Given request: Identify each line in the records below that contains the word "Heinz", and copy it.

#####

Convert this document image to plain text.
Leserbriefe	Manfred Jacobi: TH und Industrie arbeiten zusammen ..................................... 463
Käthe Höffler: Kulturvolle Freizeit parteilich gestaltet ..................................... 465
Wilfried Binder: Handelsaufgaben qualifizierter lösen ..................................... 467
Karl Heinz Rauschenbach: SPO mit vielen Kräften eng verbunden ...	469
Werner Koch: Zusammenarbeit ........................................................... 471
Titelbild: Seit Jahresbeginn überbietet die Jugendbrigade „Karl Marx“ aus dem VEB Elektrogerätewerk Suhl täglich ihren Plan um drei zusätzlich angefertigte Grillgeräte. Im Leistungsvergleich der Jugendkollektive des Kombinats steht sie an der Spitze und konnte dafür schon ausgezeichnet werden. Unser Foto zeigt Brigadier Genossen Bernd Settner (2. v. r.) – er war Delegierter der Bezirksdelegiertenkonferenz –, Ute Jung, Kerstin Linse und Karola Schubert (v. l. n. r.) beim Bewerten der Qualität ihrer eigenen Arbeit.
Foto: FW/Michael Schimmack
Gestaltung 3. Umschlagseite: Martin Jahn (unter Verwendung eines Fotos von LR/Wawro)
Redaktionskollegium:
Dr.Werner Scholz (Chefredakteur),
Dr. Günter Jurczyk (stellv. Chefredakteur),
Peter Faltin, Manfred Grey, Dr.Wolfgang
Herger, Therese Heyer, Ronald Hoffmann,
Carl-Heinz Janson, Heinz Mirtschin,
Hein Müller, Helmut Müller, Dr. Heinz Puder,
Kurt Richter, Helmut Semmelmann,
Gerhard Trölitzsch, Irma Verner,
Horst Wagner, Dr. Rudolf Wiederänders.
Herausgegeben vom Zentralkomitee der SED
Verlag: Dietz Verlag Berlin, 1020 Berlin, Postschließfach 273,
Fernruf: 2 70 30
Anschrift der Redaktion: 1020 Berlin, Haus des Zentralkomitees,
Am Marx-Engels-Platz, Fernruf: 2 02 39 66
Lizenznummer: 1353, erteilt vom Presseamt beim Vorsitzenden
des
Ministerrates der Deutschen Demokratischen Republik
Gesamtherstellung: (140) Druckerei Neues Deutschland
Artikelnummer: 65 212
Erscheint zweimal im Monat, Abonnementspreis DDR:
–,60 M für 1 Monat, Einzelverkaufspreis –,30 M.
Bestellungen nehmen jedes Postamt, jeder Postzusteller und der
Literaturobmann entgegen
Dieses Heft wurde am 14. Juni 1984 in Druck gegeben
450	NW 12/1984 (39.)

#####

Task result:
Karl Heinz Rauschenbach: SPO mit vielen Kräften eng verbunden ...	469
Carl-Heinz Janson, Heinz Mirtschin,
Hein Müller, Helmut Müller, Dr. Heinz Puder,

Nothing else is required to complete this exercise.